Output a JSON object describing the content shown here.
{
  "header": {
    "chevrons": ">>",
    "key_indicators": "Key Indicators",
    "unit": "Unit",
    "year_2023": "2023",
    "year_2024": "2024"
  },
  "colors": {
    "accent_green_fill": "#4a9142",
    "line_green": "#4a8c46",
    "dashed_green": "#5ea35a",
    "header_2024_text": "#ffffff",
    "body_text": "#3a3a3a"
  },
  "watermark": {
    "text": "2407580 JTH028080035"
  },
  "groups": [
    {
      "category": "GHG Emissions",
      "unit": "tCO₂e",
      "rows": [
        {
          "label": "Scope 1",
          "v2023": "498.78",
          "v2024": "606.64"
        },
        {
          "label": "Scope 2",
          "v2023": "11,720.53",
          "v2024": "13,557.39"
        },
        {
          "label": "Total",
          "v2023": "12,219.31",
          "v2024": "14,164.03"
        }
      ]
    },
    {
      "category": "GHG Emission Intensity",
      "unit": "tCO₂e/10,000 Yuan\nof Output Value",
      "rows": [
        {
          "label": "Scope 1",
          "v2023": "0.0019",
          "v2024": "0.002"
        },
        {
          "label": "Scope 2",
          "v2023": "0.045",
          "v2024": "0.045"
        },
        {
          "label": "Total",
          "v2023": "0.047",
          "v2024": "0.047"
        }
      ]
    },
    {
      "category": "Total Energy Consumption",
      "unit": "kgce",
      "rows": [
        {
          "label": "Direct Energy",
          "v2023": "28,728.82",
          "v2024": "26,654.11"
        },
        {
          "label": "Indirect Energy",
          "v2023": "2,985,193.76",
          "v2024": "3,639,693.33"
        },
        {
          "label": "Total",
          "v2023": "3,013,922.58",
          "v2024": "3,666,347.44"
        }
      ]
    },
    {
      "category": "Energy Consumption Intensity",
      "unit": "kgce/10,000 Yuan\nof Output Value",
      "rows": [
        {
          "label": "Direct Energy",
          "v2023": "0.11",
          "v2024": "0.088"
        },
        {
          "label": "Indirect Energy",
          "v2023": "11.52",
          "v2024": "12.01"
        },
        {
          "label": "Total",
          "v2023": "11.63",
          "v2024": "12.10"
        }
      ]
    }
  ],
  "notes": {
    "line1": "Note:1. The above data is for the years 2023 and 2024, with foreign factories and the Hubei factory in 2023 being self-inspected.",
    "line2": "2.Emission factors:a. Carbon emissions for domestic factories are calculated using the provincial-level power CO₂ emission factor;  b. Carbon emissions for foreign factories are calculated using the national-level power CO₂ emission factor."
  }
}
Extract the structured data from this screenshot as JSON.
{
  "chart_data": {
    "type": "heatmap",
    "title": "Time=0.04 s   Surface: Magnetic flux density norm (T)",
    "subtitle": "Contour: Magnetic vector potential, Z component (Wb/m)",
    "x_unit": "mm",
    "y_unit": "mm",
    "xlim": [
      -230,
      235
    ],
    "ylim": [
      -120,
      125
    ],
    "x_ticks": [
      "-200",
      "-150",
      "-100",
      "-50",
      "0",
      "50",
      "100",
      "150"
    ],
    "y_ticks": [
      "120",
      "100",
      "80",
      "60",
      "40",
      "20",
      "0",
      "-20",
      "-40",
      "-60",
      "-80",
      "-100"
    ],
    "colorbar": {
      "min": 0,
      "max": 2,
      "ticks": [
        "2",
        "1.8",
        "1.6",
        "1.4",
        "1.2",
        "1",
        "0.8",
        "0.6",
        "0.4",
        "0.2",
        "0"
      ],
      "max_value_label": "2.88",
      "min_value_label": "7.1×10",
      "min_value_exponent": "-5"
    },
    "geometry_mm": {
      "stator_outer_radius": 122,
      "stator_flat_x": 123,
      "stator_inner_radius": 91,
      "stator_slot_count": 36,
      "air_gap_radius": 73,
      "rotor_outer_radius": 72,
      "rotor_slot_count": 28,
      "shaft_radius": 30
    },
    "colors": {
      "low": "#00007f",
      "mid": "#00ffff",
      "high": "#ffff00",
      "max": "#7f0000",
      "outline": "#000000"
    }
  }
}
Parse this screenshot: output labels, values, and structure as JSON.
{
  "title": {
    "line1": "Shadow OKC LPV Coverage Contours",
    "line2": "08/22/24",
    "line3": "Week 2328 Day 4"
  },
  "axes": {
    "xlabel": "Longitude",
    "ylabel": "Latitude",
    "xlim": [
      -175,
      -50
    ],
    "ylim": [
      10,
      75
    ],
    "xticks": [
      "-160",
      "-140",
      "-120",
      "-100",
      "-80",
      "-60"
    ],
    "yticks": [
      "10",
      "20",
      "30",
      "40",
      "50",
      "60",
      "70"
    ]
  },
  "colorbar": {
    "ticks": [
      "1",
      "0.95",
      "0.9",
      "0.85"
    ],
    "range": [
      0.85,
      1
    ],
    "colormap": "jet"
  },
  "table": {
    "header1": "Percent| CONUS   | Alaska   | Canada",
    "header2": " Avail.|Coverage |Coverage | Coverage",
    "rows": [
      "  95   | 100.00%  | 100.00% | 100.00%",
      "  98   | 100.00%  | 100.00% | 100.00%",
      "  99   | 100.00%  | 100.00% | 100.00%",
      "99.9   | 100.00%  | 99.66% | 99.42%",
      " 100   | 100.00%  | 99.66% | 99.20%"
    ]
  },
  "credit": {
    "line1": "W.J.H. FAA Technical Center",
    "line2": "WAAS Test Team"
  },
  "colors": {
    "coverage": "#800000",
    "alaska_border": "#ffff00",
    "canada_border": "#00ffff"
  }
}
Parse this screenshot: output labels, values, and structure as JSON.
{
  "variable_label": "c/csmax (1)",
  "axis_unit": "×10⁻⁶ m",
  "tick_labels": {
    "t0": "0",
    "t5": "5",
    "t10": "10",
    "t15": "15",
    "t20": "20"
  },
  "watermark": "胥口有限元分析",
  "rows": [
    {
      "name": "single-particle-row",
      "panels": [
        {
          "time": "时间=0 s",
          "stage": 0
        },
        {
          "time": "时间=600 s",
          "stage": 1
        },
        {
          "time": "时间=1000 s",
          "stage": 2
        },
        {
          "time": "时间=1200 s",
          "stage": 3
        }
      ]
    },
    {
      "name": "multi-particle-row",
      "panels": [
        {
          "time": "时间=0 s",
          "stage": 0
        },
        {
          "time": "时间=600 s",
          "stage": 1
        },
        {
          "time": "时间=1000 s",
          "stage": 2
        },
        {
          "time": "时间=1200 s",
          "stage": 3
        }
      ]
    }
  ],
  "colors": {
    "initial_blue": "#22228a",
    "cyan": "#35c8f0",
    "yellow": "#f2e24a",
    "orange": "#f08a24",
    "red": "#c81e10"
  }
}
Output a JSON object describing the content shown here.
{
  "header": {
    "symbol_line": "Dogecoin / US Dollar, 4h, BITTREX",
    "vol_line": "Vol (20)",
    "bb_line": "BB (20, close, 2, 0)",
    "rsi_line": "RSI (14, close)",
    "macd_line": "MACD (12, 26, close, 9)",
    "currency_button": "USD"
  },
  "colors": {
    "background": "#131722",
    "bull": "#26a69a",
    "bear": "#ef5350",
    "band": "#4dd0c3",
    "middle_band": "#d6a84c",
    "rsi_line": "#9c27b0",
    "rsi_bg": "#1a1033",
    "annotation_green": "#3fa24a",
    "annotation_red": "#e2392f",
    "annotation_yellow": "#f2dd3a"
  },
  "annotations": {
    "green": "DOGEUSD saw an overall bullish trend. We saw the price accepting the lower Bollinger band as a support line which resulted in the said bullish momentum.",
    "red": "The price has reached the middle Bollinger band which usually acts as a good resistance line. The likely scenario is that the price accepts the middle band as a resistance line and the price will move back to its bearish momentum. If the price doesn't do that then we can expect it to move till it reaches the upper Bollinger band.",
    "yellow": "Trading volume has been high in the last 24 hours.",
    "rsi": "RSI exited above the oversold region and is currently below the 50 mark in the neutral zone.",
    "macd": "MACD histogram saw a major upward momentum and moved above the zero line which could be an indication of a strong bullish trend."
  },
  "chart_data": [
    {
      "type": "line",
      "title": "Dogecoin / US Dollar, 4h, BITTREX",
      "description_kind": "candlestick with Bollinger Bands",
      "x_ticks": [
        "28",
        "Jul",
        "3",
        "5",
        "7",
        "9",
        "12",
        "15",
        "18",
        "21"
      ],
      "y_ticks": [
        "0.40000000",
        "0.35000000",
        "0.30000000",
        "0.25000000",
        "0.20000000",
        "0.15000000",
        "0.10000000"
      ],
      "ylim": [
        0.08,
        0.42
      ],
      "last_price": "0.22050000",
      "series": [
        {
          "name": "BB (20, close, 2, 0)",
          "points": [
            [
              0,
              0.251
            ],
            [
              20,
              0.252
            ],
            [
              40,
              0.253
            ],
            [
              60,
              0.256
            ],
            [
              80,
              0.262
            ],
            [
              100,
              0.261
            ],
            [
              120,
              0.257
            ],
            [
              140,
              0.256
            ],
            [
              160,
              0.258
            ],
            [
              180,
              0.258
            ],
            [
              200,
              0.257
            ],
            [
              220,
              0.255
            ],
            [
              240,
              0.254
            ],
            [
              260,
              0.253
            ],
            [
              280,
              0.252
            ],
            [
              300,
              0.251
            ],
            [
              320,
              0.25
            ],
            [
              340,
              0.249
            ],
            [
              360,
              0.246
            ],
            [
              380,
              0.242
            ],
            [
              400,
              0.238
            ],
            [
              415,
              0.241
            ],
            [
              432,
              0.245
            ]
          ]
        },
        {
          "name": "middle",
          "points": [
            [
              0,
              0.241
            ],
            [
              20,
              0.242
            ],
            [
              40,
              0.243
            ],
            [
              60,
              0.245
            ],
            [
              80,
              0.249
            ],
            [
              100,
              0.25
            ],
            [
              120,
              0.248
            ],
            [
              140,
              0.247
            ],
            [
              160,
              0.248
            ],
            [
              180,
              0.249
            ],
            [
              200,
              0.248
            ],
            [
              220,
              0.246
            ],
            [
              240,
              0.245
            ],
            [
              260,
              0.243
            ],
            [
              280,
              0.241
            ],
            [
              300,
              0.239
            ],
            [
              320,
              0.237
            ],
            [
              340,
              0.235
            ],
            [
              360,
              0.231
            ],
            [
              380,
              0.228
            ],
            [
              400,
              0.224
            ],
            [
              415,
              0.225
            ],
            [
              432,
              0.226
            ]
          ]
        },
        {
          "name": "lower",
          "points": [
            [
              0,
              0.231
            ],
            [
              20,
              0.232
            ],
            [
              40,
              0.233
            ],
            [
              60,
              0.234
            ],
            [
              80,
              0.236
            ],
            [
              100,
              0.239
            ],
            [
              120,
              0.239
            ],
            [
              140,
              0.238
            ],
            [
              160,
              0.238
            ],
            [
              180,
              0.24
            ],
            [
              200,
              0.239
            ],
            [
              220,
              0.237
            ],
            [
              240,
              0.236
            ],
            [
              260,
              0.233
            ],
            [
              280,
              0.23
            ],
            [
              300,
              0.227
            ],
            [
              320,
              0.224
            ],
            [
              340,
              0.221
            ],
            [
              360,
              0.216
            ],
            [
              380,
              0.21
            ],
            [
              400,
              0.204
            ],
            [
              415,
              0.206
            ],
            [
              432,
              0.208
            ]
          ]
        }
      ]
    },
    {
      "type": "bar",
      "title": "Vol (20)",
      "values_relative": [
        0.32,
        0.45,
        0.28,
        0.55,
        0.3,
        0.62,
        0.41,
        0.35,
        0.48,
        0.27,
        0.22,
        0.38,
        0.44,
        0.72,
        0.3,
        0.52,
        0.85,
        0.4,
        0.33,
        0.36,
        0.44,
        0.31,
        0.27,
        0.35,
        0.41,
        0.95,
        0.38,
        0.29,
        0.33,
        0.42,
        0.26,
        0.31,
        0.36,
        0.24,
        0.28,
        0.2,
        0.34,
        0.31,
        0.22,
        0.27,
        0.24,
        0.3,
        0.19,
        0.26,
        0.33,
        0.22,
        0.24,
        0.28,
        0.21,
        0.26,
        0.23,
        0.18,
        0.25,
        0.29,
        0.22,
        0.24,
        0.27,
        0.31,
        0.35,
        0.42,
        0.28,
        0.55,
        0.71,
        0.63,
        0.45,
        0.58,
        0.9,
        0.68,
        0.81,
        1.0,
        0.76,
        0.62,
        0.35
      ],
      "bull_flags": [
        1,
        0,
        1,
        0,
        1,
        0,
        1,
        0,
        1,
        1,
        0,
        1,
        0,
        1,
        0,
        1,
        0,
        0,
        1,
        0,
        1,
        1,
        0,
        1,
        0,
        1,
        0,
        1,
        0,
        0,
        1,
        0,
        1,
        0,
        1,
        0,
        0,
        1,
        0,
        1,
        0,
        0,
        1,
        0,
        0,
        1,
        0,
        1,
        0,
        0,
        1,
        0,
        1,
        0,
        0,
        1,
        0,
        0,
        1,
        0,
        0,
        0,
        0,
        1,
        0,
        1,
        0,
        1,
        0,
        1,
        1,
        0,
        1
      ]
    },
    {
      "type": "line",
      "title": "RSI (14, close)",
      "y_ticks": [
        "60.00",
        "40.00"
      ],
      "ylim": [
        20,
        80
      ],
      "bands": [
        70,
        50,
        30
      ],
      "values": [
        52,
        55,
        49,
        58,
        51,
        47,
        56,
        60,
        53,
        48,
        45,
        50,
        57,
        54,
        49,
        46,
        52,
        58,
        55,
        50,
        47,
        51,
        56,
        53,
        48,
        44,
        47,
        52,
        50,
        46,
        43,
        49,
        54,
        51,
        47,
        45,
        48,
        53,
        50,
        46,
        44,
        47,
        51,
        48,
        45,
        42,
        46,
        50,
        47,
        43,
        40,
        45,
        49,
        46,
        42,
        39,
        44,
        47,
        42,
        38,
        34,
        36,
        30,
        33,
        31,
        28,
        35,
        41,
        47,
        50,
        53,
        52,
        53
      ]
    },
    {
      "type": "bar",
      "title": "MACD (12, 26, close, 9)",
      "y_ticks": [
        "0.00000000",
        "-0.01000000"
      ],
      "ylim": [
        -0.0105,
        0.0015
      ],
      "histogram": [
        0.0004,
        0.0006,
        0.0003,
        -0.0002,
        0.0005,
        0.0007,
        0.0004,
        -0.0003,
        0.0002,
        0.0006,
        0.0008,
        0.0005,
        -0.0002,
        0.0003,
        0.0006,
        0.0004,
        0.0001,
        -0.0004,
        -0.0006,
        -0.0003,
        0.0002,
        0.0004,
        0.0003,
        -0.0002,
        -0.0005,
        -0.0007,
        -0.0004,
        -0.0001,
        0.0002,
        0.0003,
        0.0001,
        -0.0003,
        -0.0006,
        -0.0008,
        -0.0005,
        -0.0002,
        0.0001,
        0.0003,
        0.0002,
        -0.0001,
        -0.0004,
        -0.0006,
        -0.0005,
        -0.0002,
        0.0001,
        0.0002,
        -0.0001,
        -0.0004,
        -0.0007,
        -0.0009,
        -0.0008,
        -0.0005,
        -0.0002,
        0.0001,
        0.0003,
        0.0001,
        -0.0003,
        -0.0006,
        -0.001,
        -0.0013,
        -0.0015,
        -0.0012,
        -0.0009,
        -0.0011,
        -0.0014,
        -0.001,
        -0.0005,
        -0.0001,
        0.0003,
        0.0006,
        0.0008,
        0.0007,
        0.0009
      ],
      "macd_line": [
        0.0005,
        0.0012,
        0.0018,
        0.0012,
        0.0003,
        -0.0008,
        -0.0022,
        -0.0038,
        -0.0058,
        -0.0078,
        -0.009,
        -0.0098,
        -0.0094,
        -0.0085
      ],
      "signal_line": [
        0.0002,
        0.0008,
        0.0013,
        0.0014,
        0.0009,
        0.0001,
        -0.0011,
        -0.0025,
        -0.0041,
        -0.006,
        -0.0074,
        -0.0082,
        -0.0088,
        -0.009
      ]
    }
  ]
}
--------------------------------------------------
» GOAL
Using the entries above, tally how many lines have the word "tCO₂e" in them; write the number and nothing more.

» ANSWER IN FULL
2